**Given data:**
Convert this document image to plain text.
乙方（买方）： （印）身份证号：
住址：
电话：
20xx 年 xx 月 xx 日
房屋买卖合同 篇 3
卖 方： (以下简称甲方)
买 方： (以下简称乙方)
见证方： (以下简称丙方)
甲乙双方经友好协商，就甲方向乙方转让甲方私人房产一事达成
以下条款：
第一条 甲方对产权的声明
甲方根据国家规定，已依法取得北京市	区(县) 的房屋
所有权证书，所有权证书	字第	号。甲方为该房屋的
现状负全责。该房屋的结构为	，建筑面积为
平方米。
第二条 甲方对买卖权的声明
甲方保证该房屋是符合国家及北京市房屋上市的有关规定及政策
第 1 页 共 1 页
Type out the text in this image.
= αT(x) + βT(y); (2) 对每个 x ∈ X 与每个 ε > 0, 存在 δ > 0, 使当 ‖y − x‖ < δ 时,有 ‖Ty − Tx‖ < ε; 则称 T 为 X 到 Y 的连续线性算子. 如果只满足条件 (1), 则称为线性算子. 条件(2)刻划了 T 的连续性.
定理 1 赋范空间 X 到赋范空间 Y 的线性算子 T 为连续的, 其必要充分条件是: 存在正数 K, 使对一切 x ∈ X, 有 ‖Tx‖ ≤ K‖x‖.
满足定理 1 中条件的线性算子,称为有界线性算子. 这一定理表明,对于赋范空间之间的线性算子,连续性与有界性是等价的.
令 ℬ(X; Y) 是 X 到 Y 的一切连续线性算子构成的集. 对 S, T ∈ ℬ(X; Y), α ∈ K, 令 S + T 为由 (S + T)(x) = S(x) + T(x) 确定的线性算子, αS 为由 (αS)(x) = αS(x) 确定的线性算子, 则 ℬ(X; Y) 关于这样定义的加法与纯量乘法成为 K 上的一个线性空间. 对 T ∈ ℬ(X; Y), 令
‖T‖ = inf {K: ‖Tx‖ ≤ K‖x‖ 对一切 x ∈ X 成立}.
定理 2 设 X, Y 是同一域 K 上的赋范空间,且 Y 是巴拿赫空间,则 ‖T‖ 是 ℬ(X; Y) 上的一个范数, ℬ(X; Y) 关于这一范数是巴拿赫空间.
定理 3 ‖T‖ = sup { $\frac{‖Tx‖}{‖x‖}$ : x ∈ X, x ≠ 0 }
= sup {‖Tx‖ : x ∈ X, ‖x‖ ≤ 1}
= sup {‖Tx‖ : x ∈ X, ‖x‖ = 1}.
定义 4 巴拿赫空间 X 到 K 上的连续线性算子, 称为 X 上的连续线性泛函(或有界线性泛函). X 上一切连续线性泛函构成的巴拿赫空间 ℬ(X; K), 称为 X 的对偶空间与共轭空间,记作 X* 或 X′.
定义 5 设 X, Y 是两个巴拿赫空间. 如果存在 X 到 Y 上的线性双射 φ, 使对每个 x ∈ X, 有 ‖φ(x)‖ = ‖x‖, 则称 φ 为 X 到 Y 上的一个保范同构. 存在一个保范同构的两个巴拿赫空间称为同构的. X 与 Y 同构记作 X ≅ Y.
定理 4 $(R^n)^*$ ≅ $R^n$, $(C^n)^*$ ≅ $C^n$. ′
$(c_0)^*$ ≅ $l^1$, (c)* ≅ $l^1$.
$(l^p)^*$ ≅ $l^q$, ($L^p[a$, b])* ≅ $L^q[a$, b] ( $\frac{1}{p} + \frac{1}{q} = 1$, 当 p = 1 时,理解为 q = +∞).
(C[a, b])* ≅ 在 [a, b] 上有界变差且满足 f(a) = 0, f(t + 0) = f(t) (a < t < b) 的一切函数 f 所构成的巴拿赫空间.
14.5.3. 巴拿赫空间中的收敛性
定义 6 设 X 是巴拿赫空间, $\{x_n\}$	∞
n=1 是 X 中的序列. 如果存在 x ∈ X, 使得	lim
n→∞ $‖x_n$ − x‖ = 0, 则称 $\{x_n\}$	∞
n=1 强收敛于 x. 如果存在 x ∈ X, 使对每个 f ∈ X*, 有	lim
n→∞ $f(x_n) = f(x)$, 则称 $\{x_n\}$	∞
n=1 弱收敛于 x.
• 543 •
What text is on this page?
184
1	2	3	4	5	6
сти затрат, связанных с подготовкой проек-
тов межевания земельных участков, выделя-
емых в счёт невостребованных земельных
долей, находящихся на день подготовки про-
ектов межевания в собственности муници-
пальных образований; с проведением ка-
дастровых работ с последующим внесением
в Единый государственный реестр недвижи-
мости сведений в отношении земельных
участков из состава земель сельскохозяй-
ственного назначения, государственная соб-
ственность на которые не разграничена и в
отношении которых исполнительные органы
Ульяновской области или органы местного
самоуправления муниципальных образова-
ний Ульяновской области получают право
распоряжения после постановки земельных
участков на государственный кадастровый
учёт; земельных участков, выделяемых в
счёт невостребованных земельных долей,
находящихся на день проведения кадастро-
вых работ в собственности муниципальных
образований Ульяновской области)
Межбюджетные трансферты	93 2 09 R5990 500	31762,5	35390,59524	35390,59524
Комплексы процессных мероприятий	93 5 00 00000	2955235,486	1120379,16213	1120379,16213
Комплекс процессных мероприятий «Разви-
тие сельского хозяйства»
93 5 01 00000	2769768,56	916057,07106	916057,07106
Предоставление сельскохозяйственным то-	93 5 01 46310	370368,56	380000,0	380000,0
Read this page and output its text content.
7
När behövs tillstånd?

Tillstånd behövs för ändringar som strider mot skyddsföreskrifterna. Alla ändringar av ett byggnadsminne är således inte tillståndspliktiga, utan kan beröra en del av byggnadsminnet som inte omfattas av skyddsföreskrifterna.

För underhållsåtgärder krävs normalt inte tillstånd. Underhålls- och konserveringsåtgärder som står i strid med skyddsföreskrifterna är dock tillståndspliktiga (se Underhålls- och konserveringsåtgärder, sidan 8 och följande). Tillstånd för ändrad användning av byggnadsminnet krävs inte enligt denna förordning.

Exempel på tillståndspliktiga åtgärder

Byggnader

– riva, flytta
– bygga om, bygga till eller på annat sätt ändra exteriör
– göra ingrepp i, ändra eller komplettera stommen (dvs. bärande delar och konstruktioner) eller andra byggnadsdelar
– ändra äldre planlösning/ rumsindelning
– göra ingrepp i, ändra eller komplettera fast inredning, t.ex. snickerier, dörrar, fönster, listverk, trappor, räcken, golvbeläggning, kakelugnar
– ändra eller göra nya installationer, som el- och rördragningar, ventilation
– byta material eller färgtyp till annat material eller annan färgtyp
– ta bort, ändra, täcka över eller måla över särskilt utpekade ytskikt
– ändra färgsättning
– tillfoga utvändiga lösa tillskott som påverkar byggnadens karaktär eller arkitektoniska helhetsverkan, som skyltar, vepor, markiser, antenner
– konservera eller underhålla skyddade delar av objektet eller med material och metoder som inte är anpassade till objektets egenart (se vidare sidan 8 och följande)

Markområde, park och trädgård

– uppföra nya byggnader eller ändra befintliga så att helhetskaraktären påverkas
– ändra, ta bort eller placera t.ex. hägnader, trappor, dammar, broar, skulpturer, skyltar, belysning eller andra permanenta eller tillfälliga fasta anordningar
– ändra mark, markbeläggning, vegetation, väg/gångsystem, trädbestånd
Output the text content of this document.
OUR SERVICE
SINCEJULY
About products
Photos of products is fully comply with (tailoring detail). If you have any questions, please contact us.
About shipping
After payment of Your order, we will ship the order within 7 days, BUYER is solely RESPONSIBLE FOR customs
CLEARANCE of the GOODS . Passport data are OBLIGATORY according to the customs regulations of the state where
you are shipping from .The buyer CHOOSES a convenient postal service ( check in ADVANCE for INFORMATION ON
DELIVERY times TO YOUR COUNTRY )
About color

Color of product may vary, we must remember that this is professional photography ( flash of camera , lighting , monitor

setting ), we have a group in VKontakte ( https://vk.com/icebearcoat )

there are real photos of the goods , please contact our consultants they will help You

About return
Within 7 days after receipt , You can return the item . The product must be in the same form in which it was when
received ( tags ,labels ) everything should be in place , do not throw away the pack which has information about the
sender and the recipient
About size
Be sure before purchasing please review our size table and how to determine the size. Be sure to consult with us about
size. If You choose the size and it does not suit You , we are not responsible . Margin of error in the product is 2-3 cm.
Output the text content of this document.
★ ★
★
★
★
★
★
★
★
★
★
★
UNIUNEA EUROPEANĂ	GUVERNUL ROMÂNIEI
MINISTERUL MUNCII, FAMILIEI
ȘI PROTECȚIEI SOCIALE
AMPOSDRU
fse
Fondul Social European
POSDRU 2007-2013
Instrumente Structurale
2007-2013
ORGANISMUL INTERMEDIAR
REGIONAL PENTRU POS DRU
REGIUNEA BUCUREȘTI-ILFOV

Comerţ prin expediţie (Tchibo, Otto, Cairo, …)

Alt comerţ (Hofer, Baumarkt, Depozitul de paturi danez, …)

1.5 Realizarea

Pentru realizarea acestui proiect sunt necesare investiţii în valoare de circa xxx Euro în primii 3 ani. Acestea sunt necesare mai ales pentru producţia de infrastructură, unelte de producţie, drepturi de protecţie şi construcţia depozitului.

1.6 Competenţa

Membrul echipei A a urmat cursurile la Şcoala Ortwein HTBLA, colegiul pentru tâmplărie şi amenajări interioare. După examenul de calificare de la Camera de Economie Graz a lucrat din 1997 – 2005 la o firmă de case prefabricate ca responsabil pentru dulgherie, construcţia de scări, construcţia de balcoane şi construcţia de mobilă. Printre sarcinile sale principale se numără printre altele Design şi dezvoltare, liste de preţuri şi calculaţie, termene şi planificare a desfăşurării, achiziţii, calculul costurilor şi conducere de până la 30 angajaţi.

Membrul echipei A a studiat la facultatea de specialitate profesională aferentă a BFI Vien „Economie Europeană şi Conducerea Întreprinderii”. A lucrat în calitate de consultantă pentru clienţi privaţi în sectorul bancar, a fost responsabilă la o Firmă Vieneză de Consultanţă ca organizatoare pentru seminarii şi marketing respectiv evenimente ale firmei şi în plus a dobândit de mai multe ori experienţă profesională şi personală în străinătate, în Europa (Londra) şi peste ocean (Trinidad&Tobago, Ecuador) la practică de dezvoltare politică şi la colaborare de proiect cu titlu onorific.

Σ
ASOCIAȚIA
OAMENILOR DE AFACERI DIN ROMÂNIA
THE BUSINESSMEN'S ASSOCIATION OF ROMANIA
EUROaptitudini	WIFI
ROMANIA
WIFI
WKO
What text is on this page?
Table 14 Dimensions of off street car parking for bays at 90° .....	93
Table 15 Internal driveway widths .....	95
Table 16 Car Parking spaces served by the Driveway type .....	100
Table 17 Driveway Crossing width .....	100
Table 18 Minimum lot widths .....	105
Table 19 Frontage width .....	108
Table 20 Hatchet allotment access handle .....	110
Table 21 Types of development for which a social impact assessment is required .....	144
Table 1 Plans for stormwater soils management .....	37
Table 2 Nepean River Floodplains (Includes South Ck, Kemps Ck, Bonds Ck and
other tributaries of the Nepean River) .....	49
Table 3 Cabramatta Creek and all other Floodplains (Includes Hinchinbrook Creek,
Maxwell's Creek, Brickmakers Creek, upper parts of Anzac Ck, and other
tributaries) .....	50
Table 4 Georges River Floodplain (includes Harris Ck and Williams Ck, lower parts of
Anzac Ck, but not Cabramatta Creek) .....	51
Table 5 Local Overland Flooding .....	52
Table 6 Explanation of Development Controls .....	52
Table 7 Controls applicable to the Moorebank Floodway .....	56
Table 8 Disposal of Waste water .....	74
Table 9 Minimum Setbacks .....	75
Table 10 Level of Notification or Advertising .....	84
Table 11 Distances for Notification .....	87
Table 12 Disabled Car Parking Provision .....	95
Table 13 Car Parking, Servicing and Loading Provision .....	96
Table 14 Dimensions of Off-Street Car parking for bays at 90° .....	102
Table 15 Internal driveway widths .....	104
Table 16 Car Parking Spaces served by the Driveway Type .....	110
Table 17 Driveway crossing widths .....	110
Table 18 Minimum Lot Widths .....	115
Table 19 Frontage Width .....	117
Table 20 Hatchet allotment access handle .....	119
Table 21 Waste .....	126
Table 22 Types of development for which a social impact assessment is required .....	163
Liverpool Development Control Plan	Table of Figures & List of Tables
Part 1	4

**Work to complete:** Give only the number of lines in the material above where the string "области" appears.

**Task response:** 3